● **Testo fornito**:
━━━━━━━━

Brindisi. Rubava farmaci in ospedale per rivenderli: arrestato un ausiliario. Ma indagati sono 18

Brindisi. Rubava farmaci in ospedale per rivenderli: arrestato un ausiliario. Ma indagati sono 18

Brindisi. Rubava farmaci in ospedale per rivenderli: arrestato un ausiliario. Ma indagati sono 18
I farmaci rubati venivano in parte usati dall’ausiliario stesso ma, per la maggior parte, venduti ai ricettatori, in particolare ambulatori veterinari privati. Lo stesso ausiliario, inoltre, con la complicità di medici di base, presentava certificati falsi di malattia e infortunio sul lavoro per andare a fare il muratore presso lo studio e le abitazioni degli stessi medici. A suo nome anche truffe in danno di compagnie assicurative per incidenti stradali simulati.

Un dipendente della “SANITASERVICE ASL BR S.r.l.” (società partecipata dell’Asl di Brindisi), ausiliario, addetto all’Unità Operativa Complessa di Anestesia e Rianimazione del Presidio Ospedaliero “A. Perrino” di Brindisi, è finito nei guai per reati di peculato, ricettazione, truffa aggravata e continuata. Ma gli indagati sono 18, perché quelle messe in piedi dall’ausiliario sono tre diverse tipologie di truffe che vedono protagoniste anche altre persone. Come illustrato in una nota dei Nas.

Dall’attività d’indagine, spiega la nota, è emerso che il dipendente della “Sanitaservice”, società che svolge servizio di ausiliariato e pulizie all’interno del P.O. “A. Perrino”, strumentalizzando le proprie funzioni ed avendo la disponibilità materiale di farmaci, presidi medici e materiale sanitario vario destinato al citato reparto di Anestesia e Rianimazione del predetto nosocomio, con azioni reiterate se ne appropriava indebitamente. La merce trafugata, riposta solitamente in armadietti e zaini, veniva caricata sull’autovettura dell’indagato. Il materiale illegalmente asportato, in alcune occasioni utilizzato dallo stesso dipendente e dai suoi familiari, nella maggior parte dei casi veniva venduto ai ricettatori, in particolare ambulatori veterinari privati, che lo utilizzavano per gli animali a loro affidati in cura.

“L’azione criminosa – osservano i Nas -, oltre a cagionare ingente danno economico all’A.S.L. BR, causava principalmente disservizio ai degenti ed al personale dei reparti”.

━━━━━━━━

● **Materiale fornito**:
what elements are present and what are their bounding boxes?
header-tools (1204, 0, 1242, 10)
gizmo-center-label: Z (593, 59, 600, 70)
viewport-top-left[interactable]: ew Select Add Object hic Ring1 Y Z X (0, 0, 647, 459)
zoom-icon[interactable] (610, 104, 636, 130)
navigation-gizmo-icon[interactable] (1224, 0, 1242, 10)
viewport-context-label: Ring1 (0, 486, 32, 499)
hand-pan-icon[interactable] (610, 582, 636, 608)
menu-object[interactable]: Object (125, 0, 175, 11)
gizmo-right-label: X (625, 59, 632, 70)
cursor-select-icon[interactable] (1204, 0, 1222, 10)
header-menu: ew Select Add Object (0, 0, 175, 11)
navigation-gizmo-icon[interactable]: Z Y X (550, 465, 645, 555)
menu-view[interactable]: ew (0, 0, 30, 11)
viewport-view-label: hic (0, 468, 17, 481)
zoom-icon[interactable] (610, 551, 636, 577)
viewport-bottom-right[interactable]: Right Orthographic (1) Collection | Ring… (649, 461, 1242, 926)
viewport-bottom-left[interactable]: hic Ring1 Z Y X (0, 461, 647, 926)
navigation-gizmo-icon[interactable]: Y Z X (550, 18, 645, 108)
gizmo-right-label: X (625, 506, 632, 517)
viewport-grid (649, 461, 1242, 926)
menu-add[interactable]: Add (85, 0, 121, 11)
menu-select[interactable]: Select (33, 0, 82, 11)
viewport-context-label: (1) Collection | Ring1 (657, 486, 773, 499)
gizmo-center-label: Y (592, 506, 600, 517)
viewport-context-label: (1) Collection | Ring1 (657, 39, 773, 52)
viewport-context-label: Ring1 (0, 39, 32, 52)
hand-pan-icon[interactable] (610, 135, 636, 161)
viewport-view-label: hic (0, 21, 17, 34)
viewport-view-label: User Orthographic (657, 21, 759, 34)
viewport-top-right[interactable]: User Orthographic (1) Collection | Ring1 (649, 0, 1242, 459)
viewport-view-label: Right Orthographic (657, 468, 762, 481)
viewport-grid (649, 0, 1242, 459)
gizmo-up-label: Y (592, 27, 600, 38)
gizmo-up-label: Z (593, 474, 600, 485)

━━━━━━━━

● **Consegne dell'esercizio**:
a. Secondo il testo fornito sui furti di farmaci a Brindisi, dove veniva solitamente riposta la merce trafugata prima di essere caricata sull'auto dell'indagato?
b. Scrivete il seguito dell'articolo sui furti di farmaci all'ospedale di Brindisi, cominciando subito dopo la citazione finale dei Nas.

● **Risposte attese**:
a. In armadietti e zaini.

b.
Nel corso dell’indagine è però emerso anche altro: “Una truffa aggravata in danno della ASL di Brindisi, della Sanitaservice e dell’INAIL, posta in essere dallo stesso dipendente della Sanitaservice che, con la complicità di medici di base i quali, con artifizi e raggiri (presentazione di certificazioni mediche attestanti la malattia e infortunio sul lavoro), inducevano la società Sanitaservice e di conseguenza la ASL di Brindisi e l’INAIL  in errore, procurandosi un ingiusto profitto, con pari danno per l’ente pubblico, equivalente alla retribuzione corrisposta ed effettivamente non dovuta, relativamente alle sue assenze retribuite, al fine di svolgere altra attività lavorativa, quale muratore presso lo studio e le abitazioni degli stessi medici”.

Lo stesso dipendente, inoltre, in concorso con altri sodali, era responsabile di frode assicurativa in danno di compagnie assicurative. “Con artifizi e raggiri – riferiscono infatti i Nas -, inducevano le società UNIPOL SAI e GROUPAMA in errore, simulando un sinistro stradale e conseguente infortunio degli occupanti i veicoli, con pari danno per la compagnie assicurative corrispondente alla richiesta di indennizzo e retribuzione corrisposta ed effettivamente non dovuta”.

Per i Nas “la rilevanza del fenomeno può definirsi allarmante se si considera l’enormità della spesa sanitaria della Regione Puglia che è in deficit da diversi anni”. Complessivamente sono 18 le persone indagate.